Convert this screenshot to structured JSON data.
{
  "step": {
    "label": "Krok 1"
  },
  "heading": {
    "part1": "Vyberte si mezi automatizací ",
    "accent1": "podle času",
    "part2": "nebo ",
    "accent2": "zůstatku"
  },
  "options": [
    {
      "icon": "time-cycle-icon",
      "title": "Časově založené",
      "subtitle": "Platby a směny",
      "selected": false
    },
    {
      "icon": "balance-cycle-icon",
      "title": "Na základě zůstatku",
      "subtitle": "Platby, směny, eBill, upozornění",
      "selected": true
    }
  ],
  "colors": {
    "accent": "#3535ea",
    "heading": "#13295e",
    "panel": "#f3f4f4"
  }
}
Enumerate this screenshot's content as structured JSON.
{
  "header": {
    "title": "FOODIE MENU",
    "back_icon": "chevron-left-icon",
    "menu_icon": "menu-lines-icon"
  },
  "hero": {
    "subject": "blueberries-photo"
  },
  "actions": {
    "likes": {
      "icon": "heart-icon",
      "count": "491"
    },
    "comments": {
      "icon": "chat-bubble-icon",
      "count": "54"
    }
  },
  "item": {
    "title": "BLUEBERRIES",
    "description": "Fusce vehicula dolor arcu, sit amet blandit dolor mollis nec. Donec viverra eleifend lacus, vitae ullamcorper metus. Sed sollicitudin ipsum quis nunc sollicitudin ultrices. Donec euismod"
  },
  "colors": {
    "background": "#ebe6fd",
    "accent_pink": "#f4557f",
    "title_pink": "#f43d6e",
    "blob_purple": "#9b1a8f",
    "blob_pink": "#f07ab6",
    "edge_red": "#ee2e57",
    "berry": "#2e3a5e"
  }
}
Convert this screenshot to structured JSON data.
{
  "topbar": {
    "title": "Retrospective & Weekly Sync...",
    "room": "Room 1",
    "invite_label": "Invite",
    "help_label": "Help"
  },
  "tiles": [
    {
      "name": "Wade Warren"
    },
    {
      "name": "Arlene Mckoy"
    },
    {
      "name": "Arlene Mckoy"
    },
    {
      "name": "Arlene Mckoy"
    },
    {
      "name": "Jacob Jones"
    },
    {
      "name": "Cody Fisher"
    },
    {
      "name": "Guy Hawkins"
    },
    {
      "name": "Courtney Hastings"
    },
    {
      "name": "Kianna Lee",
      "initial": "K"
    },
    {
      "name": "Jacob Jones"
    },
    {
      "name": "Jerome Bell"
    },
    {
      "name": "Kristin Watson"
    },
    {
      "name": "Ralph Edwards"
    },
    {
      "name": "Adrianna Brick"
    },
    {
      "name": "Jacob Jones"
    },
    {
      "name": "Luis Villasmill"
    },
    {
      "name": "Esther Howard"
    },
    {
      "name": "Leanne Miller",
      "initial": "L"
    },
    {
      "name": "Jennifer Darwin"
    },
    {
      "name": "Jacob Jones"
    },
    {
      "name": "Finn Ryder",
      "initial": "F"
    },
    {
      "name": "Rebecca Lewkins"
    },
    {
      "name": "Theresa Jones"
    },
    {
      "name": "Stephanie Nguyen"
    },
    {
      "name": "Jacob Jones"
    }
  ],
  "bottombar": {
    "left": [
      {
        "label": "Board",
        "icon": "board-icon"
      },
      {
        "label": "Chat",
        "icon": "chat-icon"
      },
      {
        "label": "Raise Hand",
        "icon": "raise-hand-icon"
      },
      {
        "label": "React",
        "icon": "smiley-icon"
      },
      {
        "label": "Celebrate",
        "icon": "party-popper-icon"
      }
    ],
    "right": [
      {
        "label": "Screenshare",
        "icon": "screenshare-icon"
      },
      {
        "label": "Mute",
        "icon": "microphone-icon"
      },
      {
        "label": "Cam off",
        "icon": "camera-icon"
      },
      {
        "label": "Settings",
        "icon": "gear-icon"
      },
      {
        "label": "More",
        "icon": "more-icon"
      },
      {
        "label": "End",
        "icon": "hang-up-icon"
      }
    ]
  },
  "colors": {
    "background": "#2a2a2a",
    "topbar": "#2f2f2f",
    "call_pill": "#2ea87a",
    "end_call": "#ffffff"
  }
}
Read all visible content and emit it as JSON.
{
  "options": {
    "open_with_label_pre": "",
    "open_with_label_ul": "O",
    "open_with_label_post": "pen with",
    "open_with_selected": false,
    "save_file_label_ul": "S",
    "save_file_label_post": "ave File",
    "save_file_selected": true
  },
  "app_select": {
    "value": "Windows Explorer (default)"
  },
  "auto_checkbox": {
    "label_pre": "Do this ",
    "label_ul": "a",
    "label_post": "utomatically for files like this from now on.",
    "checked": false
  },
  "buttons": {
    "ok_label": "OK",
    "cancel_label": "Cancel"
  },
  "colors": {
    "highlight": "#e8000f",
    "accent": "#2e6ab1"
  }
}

--

> _GIVEN REQUEST_:
From the records above, please extract every line and repeat it exactly.

> _WRITTEN SOLUTION_:
Convert this screenshot to structured JSON data.
{
  "step": {
    "label": "Krok 1"
  },
  "heading": {
    "part1": "Vyberte si mezi automatizací ",
    "accent1": "podle času",
    "part2": "nebo ",
    "accent2": "zůstatku"
  },
  "options": [
    {
      "icon": "time-cycle-icon",
      "title": "Časově založené",
      "subtitle": "Platby a směny",
      "selected": false
    },
    {
      "icon": "balance-cycle-icon",
      "title": "Na základě zůstatku",
      "subtitle": "Platby, směny, eBill, upozornění",
      "selected": true
    }
  ],
  "colors": {
    "accent": "#3535ea",
    "heading": "#13295e",
    "panel": "#f3f4f4"
  }
}
Enumerate this screenshot's content as structured JSON.
{
  "header": {
    "title": "FOODIE MENU",
    "back_icon": "chevron-left-icon",
    "menu_icon": "menu-lines-icon"
  },
  "hero": {
    "subject": "blueberries-photo"
  },
  "actions": {
    "likes": {
      "icon": "heart-icon",
      "count": "491"
    },
    "comments": {
      "icon": "chat-bubble-icon",
      "count": "54"
    }
  },
  "item": {
    "title": "BLUEBERRIES",
    "description": "Fusce vehicula dolor arcu, sit amet blandit dolor mollis nec. Donec viverra eleifend lacus, vitae ullamcorper metus. Sed sollicitudin ipsum quis nunc sollicitudin ultrices. Donec euismod"
  },
  "colors": {
    "background": "#ebe6fd",
    "accent_pink": "#f4557f",
    "title_pink": "#f43d6e",
    "blob_purple": "#9b1a8f",
    "blob_pink": "#f07ab6",
    "edge_red": "#ee2e57",
    "berry": "#2e3a5e"
  }
}
Convert this screenshot to structured JSON data.
{
  "topbar": {
    "title": "Retrospective & Weekly Sync...",
    "room": "Room 1",
    "invite_label": "Invite",
    "help_label": "Help"
  },
  "tiles": [
    {
      "name": "Wade Warren"
    },
    {
      "name": "Arlene Mckoy"
    },
    {
      "name": "Arlene Mckoy"
    },
    {
      "name": "Arlene Mckoy"
    },
    {
      "name": "Jacob Jones"
    },
    {
      "name": "Cody Fisher"
    },
    {
      "name": "Guy Hawkins"
    },
    {
      "name": "Courtney Hastings"
    },
    {
      "name": "Kianna Lee",
      "initial": "K"
    },
    {
      "name": "Jacob Jones"
    },
    {
      "name": "Jerome Bell"
    },
    {
      "name": "Kristin Watson"
    },
    {
      "name": "Ralph Edwards"
    },
    {
      "name": "Adrianna Brick"
    },
    {
      "name": "Jacob Jones"
    },
    {
      "name": "Luis Villasmill"
    },
    {
      "name": "Esther Howard"
    },
    {
      "name": "Leanne Miller",
      "initial": "L"
    },
    {
      "name": "Jennifer Darwin"
    },
    {
      "name": "Jacob Jones"
    },
    {
      "name": "Finn Ryder",
      "initial": "F"
    },
    {
      "name": "Rebecca Lewkins"
    },
    {
      "name": "Theresa Jones"
    },
    {
      "name": "Stephanie Nguyen"
    },
    {
      "name": "Jacob Jones"
    }
  ],
  "bottombar": {
    "left": [
      {
        "label": "Board",
        "icon": "board-icon"
      },
      {
        "label": "Chat",
        "icon": "chat-icon"
      },
      {
        "label": "Raise Hand",
        "icon": "raise-hand-icon"
      },
      {
        "label": "React",
        "icon": "smiley-icon"
      },
      {
        "label": "Celebrate",
        "icon": "party-popper-icon"
      }
    ],
    "right": [
      {
        "label": "Screenshare",
        "icon": "screenshare-icon"
      },
      {
        "label": "Mute",
        "icon": "microphone-icon"
      },
      {
        "label": "Cam off",
        "icon": "camera-icon"
      },
      {
        "label": "Settings",
        "icon": "gear-icon"
      },
      {
        "label": "More",
        "icon": "more-icon"
      },
      {
        "label": "End",
        "icon": "hang-up-icon"
      }
    ]
  },
  "colors": {
    "background": "#2a2a2a",
    "topbar": "#2f2f2f",
    "call_pill": "#2ea87a",
    "end_call": "#ffffff"
  }
}
Read all visible content and emit it as JSON.
{
  "options": {
    "open_with_label_pre": "",
    "open_with_label_ul": "O",
    "open_with_label_post": "pen with",
    "open_with_selected": false,
    "save_file_label_ul": "S",
    "save_file_label_post": "ave File",
    "save_file_selected": true
  },
  "app_select": {
    "value": "Windows Explorer (default)"
  },
  "auto_checkbox": {
    "label_pre": "Do this ",
    "label_ul": "a",
    "label_post": "utomatically for files like this from now on.",
    "checked": false
  },
  "buttons": {
    "ok_label": "OK",
    "cancel_label": "Cancel"
  },
  "colors": {
    "highlight": "#e8000f",
    "accent": "#2e6ab1"
  }
}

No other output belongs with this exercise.